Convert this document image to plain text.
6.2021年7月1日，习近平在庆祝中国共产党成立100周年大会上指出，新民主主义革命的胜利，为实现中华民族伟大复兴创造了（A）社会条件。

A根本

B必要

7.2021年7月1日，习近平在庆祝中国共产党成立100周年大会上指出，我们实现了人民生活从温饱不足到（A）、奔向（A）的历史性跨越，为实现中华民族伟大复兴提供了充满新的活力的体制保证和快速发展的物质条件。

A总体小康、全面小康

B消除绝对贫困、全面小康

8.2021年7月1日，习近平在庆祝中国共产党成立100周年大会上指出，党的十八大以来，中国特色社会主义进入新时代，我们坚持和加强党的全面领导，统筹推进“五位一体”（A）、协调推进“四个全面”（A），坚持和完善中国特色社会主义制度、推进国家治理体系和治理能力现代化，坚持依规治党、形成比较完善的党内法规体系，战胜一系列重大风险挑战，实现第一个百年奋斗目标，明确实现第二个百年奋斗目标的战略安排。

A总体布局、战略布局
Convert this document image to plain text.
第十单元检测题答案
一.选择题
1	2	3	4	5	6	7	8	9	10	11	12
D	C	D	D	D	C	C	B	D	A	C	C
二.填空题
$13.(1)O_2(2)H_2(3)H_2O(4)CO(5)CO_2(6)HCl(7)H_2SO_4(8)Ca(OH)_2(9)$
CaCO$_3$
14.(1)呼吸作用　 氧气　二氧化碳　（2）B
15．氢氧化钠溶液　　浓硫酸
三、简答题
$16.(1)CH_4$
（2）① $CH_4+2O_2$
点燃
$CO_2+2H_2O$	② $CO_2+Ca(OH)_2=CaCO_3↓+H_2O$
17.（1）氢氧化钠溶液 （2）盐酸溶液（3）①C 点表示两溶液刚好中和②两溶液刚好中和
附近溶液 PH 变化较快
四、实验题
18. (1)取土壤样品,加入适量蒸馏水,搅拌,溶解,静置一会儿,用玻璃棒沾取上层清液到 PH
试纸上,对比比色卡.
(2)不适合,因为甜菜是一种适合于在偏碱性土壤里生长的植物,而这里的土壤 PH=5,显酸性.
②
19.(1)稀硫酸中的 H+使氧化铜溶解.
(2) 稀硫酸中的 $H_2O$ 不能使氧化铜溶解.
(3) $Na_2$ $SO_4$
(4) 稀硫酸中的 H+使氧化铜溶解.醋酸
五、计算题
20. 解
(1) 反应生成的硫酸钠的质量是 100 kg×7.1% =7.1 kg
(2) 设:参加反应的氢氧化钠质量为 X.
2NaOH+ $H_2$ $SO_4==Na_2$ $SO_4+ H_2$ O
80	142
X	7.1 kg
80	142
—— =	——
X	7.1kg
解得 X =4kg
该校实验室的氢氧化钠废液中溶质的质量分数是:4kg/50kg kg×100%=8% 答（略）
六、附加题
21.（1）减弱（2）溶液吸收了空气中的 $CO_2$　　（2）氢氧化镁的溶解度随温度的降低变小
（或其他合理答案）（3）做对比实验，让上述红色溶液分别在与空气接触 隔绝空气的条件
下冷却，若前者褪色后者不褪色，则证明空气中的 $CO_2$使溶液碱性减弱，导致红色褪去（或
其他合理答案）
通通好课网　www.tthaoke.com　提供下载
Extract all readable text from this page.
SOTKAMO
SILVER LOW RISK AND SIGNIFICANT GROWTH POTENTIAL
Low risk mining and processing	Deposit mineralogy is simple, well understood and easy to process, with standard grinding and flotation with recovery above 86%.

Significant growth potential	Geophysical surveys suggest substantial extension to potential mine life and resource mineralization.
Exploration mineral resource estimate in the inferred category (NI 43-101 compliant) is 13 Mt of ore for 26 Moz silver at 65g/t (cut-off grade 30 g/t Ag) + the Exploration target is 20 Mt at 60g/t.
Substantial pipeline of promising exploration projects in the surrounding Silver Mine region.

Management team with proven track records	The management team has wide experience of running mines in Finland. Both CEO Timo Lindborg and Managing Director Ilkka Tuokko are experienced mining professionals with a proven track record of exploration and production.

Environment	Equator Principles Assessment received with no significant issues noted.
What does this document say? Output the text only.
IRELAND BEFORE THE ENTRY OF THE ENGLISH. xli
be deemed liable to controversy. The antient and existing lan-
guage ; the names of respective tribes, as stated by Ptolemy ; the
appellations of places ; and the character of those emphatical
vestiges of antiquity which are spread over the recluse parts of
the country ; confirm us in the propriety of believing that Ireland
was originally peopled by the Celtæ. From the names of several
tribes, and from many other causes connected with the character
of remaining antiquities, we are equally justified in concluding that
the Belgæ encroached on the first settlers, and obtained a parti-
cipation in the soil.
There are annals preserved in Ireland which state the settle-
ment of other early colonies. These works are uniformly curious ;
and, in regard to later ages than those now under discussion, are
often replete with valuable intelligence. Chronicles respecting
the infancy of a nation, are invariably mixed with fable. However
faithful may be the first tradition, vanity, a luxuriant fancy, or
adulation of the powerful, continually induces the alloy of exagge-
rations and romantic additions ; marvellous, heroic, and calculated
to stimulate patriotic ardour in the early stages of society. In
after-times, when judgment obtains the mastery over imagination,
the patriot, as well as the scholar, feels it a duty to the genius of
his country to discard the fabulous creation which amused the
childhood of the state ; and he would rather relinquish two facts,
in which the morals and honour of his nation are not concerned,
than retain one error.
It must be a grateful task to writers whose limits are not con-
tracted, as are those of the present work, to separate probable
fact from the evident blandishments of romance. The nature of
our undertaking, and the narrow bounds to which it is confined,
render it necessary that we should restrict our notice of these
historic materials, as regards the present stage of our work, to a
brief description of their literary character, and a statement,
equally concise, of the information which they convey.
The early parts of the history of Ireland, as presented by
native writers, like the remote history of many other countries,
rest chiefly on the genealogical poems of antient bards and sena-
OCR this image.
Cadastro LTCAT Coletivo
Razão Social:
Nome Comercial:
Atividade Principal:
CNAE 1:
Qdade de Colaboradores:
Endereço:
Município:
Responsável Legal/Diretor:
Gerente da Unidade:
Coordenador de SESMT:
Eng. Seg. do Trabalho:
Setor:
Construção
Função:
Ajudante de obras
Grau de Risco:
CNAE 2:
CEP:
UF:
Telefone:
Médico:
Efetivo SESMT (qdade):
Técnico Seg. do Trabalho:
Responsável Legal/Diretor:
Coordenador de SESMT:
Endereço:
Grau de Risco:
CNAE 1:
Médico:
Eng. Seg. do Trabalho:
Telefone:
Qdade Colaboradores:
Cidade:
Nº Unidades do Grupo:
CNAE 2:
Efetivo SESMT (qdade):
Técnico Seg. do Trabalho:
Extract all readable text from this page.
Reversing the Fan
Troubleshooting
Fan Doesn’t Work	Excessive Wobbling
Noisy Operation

+++

Task goal
From the material above, gather all lines that include the string "history" and copy them.

Final answer
The early parts of the history of Ireland, as presented by
native writers, like the remote history of many other countries,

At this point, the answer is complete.